══ Dataset extract ══

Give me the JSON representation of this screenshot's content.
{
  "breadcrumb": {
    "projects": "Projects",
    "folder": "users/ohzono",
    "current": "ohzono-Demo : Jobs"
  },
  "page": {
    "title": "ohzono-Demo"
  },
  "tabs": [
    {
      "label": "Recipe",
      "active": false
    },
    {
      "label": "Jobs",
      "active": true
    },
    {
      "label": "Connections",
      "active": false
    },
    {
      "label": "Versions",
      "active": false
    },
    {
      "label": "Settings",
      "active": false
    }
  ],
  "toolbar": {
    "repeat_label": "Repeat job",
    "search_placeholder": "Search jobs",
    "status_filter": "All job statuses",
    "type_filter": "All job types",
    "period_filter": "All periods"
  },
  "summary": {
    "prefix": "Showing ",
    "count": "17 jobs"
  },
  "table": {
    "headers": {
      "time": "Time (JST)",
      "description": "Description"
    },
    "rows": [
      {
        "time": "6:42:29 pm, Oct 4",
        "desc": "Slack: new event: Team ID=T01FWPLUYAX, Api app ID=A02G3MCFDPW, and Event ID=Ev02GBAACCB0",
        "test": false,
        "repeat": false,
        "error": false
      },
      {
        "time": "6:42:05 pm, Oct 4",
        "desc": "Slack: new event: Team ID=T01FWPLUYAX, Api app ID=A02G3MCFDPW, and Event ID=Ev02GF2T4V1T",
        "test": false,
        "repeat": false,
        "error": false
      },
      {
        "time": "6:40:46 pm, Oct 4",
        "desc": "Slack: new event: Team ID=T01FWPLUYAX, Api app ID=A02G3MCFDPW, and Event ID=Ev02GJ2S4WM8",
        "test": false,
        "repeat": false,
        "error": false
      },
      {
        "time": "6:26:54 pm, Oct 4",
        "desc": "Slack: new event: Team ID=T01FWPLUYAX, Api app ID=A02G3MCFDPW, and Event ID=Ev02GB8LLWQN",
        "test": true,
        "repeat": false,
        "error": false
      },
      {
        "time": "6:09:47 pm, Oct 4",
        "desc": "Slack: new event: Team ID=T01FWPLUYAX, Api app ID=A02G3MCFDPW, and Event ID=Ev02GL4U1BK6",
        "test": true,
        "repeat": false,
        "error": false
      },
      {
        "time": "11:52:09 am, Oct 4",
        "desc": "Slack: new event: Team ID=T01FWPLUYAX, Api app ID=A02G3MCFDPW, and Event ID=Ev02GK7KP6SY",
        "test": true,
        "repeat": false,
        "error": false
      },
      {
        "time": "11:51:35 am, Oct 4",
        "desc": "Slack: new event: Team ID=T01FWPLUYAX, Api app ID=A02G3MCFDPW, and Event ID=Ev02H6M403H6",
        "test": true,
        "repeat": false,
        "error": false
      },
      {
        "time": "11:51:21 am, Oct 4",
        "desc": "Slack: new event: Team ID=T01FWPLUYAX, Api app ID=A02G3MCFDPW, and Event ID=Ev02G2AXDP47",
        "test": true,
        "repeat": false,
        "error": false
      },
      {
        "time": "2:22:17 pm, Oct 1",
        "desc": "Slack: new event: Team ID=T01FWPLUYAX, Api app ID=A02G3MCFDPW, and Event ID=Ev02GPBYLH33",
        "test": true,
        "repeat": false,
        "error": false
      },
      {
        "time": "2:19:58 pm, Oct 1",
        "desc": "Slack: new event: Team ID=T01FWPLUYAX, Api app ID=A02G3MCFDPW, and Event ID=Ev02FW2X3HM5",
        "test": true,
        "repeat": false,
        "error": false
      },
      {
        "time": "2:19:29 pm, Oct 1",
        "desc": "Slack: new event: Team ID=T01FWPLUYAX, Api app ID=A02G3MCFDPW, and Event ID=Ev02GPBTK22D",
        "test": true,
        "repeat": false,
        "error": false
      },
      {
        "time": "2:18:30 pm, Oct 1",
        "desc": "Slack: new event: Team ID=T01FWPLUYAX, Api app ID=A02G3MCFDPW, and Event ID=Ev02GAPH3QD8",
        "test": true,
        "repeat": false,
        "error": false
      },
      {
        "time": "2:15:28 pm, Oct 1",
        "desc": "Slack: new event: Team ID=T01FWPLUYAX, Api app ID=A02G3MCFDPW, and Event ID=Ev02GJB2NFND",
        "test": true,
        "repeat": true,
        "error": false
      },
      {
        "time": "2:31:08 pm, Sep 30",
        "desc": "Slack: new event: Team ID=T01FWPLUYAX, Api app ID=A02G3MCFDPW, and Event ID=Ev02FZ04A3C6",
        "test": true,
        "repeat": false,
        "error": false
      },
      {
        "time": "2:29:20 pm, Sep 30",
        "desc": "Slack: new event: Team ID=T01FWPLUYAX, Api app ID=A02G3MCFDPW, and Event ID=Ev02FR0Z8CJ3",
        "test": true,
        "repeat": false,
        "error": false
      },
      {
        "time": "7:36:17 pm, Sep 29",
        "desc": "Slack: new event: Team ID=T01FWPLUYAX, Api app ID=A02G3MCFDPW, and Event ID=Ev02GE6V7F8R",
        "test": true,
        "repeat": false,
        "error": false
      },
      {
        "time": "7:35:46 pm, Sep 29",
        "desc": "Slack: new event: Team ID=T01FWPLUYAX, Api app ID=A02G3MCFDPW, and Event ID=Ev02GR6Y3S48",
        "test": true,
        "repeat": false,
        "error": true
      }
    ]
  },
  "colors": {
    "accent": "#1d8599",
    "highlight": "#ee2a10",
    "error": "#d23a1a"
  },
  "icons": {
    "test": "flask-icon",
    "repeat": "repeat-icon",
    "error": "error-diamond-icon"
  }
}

═══

Task goal =
Return every line exactly.

Output of the exercise =
Give me the JSON representation of this screenshot's content.
{
  "breadcrumb": {
    "projects": "Projects",
    "folder": "users/ohzono",
    "current": "ohzono-Demo : Jobs"
  },
  "page": {
    "title": "ohzono-Demo"
  },
  "tabs": [
    {
      "label": "Recipe",
      "active": false
    },
    {
      "label": "Jobs",
      "active": true
    },
    {
      "label": "Connections",
      "active": false
    },
    {
      "label": "Versions",
      "active": false
    },
    {
      "label": "Settings",
      "active": false
    }
  ],
  "toolbar": {
    "repeat_label": "Repeat job",
    "search_placeholder": "Search jobs",
    "status_filter": "All job statuses",
    "type_filter": "All job types",
    "period_filter": "All periods"
  },
  "summary": {
    "prefix": "Showing ",
    "count": "17 jobs"
  },
  "table": {
    "headers": {
      "time": "Time (JST)",
      "description": "Description"
    },
    "rows": [
      {
        "time": "6:42:29 pm, Oct 4",
        "desc": "Slack: new event: Team ID=T01FWPLUYAX, Api app ID=A02G3MCFDPW, and Event ID=Ev02GBAACCB0",
        "test": false,
        "repeat": false,
        "error": false
      },
      {
        "time": "6:42:05 pm, Oct 4",
        "desc": "Slack: new event: Team ID=T01FWPLUYAX, Api app ID=A02G3MCFDPW, and Event ID=Ev02GF2T4V1T",
        "test": false,
        "repeat": false,
        "error": false
      },
      {
        "time": "6:40:46 pm, Oct 4",
        "desc": "Slack: new event: Team ID=T01FWPLUYAX, Api app ID=A02G3MCFDPW, and Event ID=Ev02GJ2S4WM8",
        "test": false,
        "repeat": false,
        "error": false
      },
      {
        "time": "6:26:54 pm, Oct 4",
        "desc": "Slack: new event: Team ID=T01FWPLUYAX, Api app ID=A02G3MCFDPW, and Event ID=Ev02GB8LLWQN",
        "test": true,
        "repeat": false,
        "error": false
      },
      {
        "time": "6:09:47 pm, Oct 4",
        "desc": "Slack: new event: Team ID=T01FWPLUYAX, Api app ID=A02G3MCFDPW, and Event ID=Ev02GL4U1BK6",
        "test": true,
        "repeat": false,
        "error": false
      },
      {
        "time": "11:52:09 am, Oct 4",
        "desc": "Slack: new event: Team ID=T01FWPLUYAX, Api app ID=A02G3MCFDPW, and Event ID=Ev02GK7KP6SY",
        "test": true,
        "repeat": false,
        "error": false
      },
      {
        "time": "11:51:35 am, Oct 4",
        "desc": "Slack: new event: Team ID=T01FWPLUYAX, Api app ID=A02G3MCFDPW, and Event ID=Ev02H6M403H6",
        "test": true,
        "repeat": false,
        "error": false
      },
      {
        "time": "11:51:21 am, Oct 4",
        "desc": "Slack: new event: Team ID=T01FWPLUYAX, Api app ID=A02G3MCFDPW, and Event ID=Ev02G2AXDP47",
        "test": true,
        "repeat": false,
        "error": false
      },
      {
        "time": "2:22:17 pm, Oct 1",
        "desc": "Slack: new event: Team ID=T01FWPLUYAX, Api app ID=A02G3MCFDPW, and Event ID=Ev02GPBYLH33",
        "test": true,
        "repeat": false,
        "error": false
      },
      {
        "time": "2:19:58 pm, Oct 1",
        "desc": "Slack: new event: Team ID=T01FWPLUYAX, Api app ID=A02G3MCFDPW, and Event ID=Ev02FW2X3HM5",
        "test": true,
        "repeat": false,
        "error": false
      },
      {
        "time": "2:19:29 pm, Oct 1",
        "desc": "Slack: new event: Team ID=T01FWPLUYAX, Api app ID=A02G3MCFDPW, and Event ID=Ev02GPBTK22D",
        "test": true,
        "repeat": false,
        "error": false
      },
      {
        "time": "2:18:30 pm, Oct 1",
        "desc": "Slack: new event: Team ID=T01FWPLUYAX, Api app ID=A02G3MCFDPW, and Event ID=Ev02GAPH3QD8",
        "test": true,
        "repeat": false,
        "error": false
      },
      {
        "time": "2:15:28 pm, Oct 1",
        "desc": "Slack: new event: Team ID=T01FWPLUYAX, Api app ID=A02G3MCFDPW, and Event ID=Ev02GJB2NFND",
        "test": true,
        "repeat": true,
        "error": false
      },
      {
        "time": "2:31:08 pm, Sep 30",
        "desc": "Slack: new event: Team ID=T01FWPLUYAX, Api app ID=A02G3MCFDPW, and Event ID=Ev02FZ04A3C6",
        "test": true,
        "repeat": false,
        "error": false
      },
      {
        "time": "2:29:20 pm, Sep 30",
        "desc": "Slack: new event: Team ID=T01FWPLUYAX, Api app ID=A02G3MCFDPW, and Event ID=Ev02FR0Z8CJ3",
        "test": true,
        "repeat": false,
        "error": false
      },
      {
        "time": "7:36:17 pm, Sep 29",
        "desc": "Slack: new event: Team ID=T01FWPLUYAX, Api app ID=A02G3MCFDPW, and Event ID=Ev02GE6V7F8R",
        "test": true,
        "repeat": false,
        "error": false
      },
      {
        "time": "7:35:46 pm, Sep 29",
        "desc": "Slack: new event: Team ID=T01FWPLUYAX, Api app ID=A02G3MCFDPW, and Event ID=Ev02GR6Y3S48",
        "test": true,
        "repeat": false,
        "error": true
      }
    ]
  },
  "colors": {
    "accent": "#1d8599",
    "highlight": "#ee2a10",
    "error": "#d23a1a"
  },
  "icons": {
    "test": "flask-icon",
    "repeat": "repeat-icon",
    "error": "error-diamond-icon"
  }
}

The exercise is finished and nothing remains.